(Extracted data entries)
* * * *

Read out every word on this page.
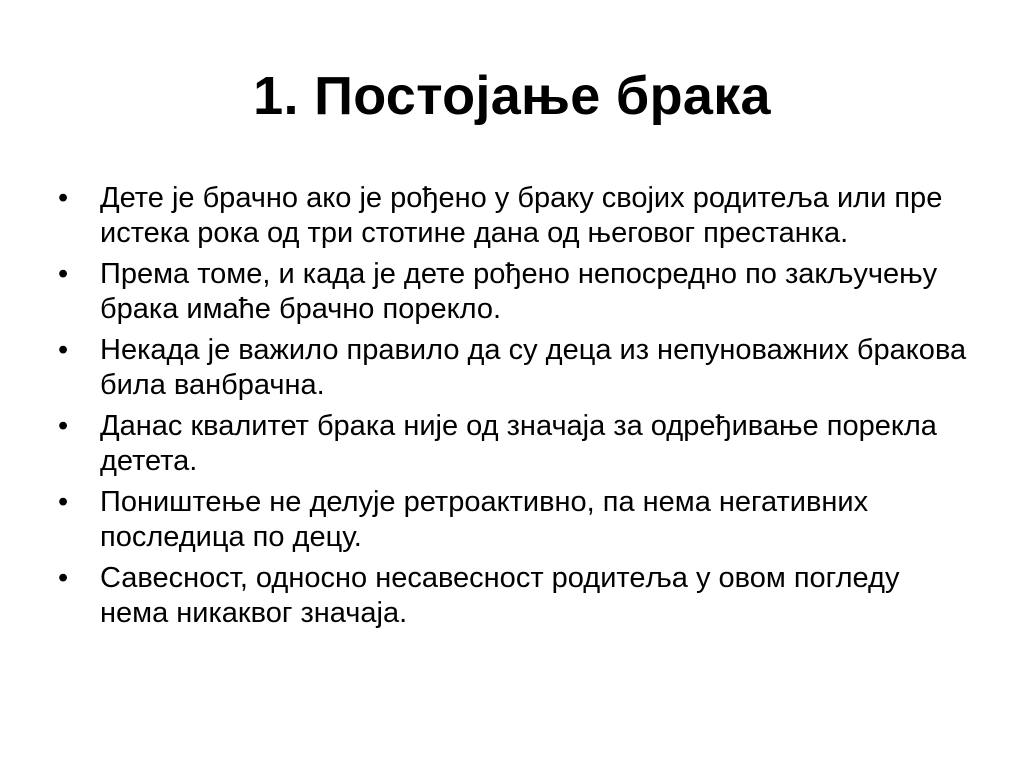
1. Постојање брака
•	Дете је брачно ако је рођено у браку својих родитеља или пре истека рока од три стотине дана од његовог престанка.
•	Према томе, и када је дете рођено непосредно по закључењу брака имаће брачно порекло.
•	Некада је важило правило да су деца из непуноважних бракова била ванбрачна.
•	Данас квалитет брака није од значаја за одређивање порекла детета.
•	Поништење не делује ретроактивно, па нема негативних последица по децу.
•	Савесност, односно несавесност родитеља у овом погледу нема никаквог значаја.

* * * *

WHAT IS REQUIRED:
Each line of the material must be retyped exactly, except that images are omitted.

COMPLETE ANSWER:
Read out every word on this page.
1. Постојање брака
•	Дете је брачно ако је рођено у браку својих родитеља или пре истека рока од три стотине дана од његовог престанка.
•	Према томе, и када је дете рођено непосредно по закључењу брака имаће брачно порекло.
•	Некада је важило правило да су деца из непуноважних бракова била ванбрачна.
•	Данас квалитет брака није од значаја за одређивање порекла детета.
•	Поништење не делује ретроактивно, па нема негативних последица по децу.
•	Савесност, односно несавесност родитеља у овом погледу нема никаквог значаја.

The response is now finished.